** Given task **
Return the number of lines that include the string "Green", without any other text.

────────────────────────────────────────

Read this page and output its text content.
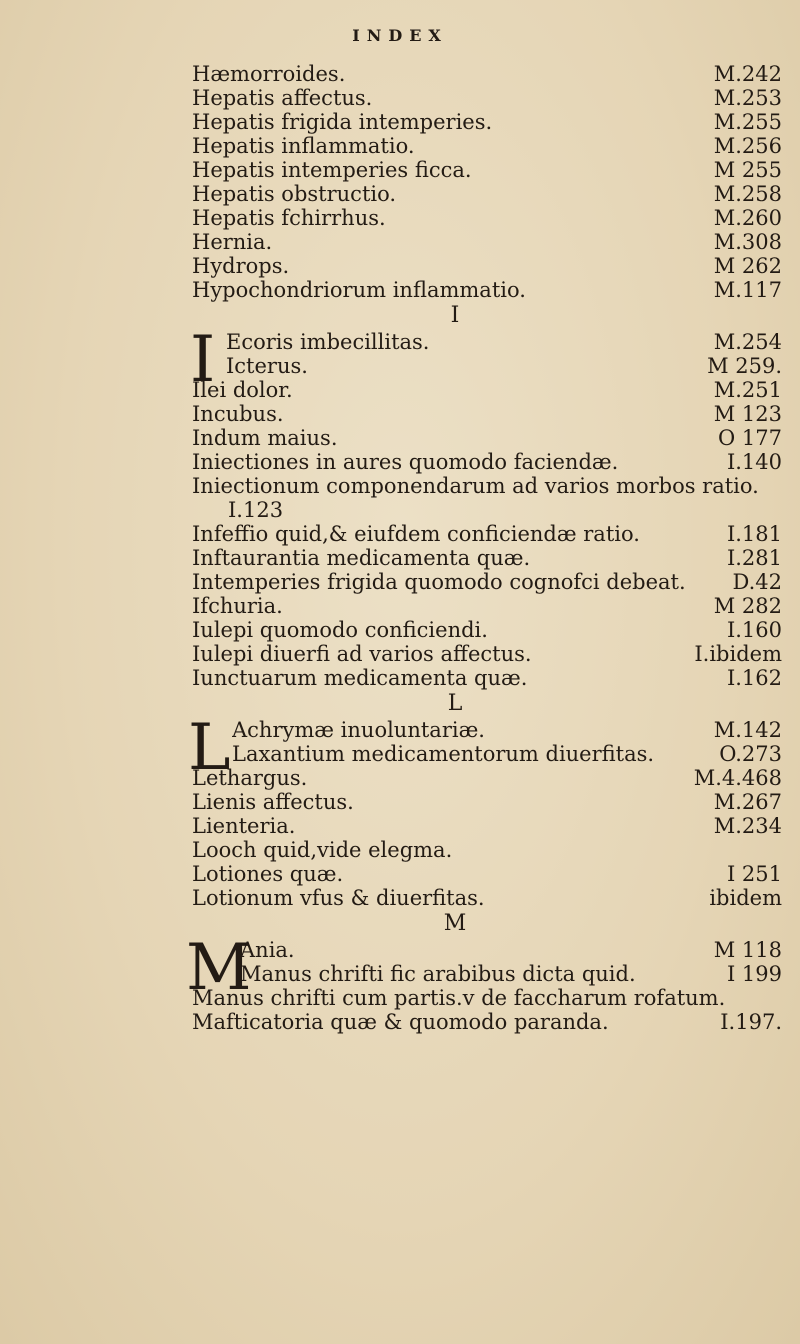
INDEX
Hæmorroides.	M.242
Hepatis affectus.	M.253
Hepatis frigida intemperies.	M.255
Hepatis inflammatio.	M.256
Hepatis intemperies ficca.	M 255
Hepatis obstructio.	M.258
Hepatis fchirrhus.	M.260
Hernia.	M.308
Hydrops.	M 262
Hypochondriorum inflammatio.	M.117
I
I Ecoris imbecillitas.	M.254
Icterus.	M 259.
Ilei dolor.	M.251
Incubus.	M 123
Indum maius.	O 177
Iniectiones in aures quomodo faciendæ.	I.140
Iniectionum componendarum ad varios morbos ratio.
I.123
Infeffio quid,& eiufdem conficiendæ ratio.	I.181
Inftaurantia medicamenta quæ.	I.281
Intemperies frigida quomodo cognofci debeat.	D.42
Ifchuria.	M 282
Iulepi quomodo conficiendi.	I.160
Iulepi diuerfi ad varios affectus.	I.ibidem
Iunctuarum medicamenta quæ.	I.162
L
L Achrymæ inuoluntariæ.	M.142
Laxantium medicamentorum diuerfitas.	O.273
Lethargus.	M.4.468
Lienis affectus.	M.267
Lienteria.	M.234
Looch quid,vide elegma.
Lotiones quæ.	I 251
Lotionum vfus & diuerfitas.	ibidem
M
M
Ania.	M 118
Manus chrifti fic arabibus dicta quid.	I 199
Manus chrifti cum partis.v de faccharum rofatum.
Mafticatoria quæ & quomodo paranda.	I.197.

────────────────────────────────────────

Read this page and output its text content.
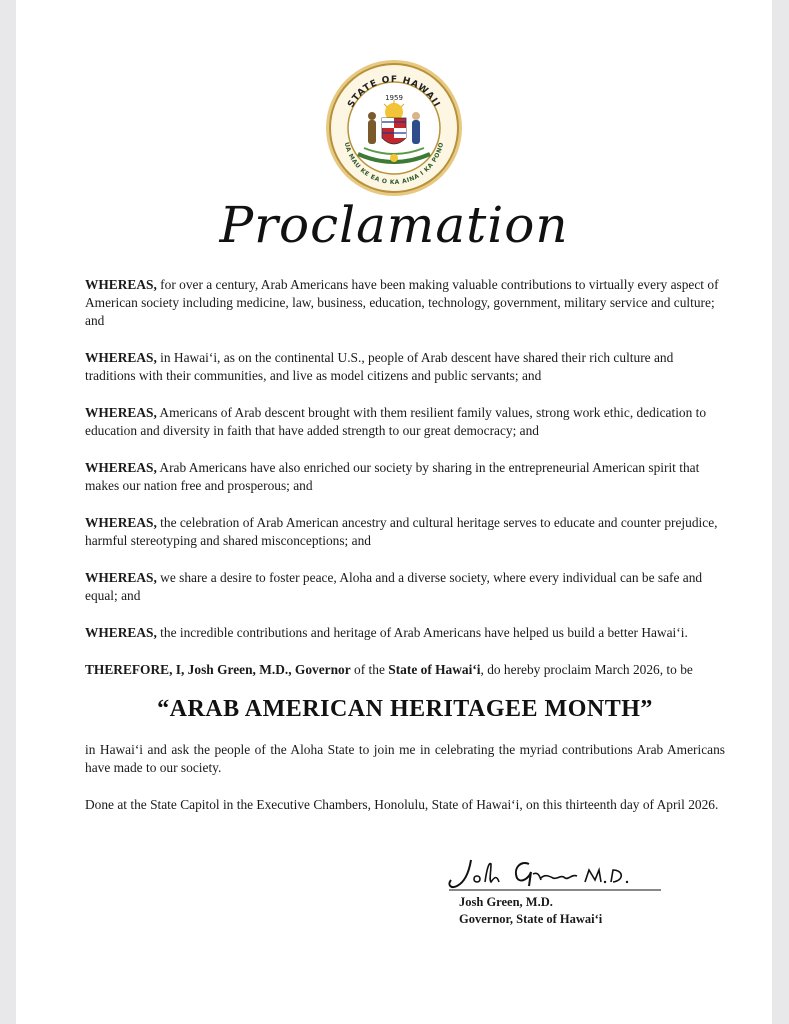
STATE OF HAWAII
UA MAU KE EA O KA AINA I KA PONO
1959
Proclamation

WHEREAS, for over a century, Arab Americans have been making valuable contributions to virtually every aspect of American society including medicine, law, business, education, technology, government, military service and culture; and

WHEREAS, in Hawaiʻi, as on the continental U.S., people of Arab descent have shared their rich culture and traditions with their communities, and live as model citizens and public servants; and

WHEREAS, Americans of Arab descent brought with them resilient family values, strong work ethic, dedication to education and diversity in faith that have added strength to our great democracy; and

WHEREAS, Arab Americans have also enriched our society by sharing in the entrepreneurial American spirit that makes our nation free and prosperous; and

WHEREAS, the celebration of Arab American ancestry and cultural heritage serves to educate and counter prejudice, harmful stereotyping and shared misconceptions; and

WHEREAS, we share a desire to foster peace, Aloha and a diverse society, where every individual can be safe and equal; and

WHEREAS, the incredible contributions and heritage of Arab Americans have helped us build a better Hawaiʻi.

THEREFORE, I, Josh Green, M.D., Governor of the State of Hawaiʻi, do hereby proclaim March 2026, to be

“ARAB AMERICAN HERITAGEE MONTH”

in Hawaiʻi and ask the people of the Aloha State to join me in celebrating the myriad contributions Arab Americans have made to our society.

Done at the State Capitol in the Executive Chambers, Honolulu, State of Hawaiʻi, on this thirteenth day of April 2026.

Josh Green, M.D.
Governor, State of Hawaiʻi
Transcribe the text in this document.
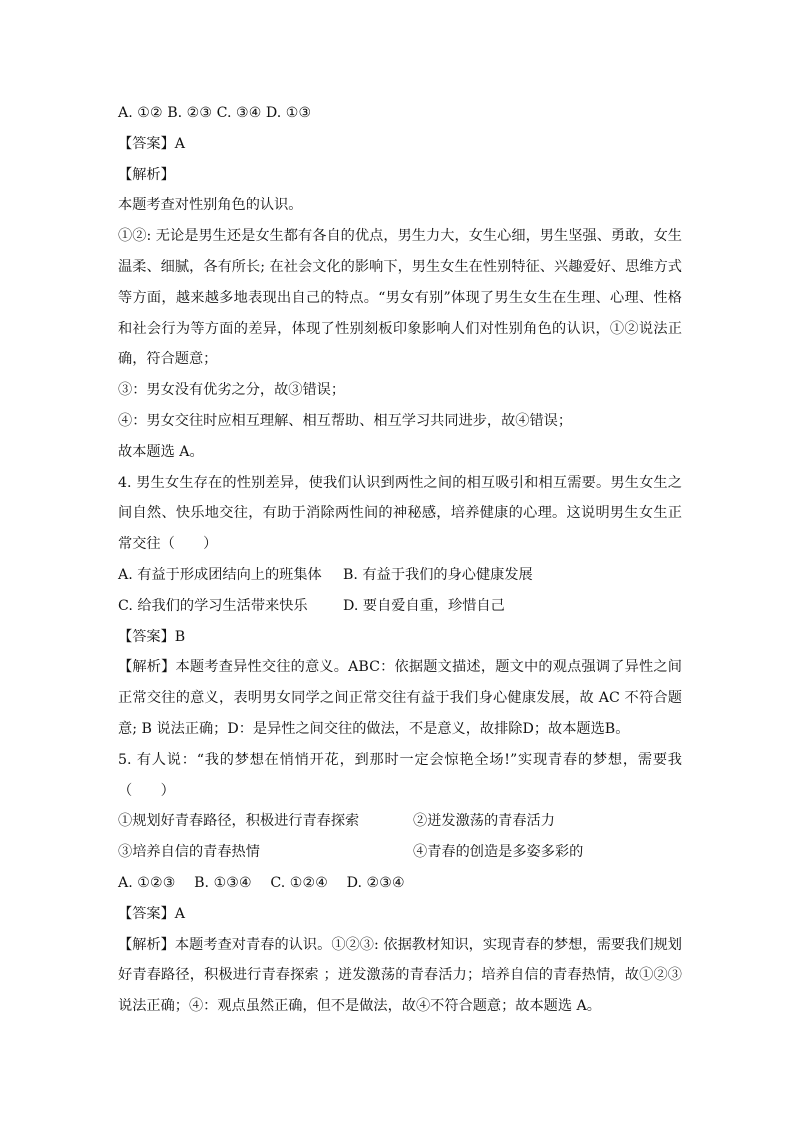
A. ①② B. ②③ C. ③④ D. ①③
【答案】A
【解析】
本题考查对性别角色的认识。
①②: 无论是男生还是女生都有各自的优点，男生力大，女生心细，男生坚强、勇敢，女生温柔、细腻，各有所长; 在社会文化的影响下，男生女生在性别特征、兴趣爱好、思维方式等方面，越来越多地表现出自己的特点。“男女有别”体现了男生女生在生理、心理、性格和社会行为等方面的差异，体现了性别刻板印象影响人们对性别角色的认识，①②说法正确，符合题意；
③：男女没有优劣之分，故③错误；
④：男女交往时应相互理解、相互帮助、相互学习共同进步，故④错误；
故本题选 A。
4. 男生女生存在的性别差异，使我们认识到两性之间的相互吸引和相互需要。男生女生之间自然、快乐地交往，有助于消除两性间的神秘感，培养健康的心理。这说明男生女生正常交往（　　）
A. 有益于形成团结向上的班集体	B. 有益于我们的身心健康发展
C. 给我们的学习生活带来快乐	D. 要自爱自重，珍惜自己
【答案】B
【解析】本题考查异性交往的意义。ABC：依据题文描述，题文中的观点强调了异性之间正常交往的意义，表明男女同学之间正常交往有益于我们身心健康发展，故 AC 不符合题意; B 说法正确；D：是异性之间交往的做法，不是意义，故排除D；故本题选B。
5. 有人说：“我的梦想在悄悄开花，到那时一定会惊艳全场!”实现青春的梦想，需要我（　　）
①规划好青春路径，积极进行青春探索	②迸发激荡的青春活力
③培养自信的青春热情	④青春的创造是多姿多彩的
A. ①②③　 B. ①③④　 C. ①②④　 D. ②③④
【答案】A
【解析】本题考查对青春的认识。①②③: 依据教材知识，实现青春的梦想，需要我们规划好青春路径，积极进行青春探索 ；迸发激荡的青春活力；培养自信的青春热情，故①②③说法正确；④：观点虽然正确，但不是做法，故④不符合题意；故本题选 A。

────────────────────────────────────────

** Finished exercise **
2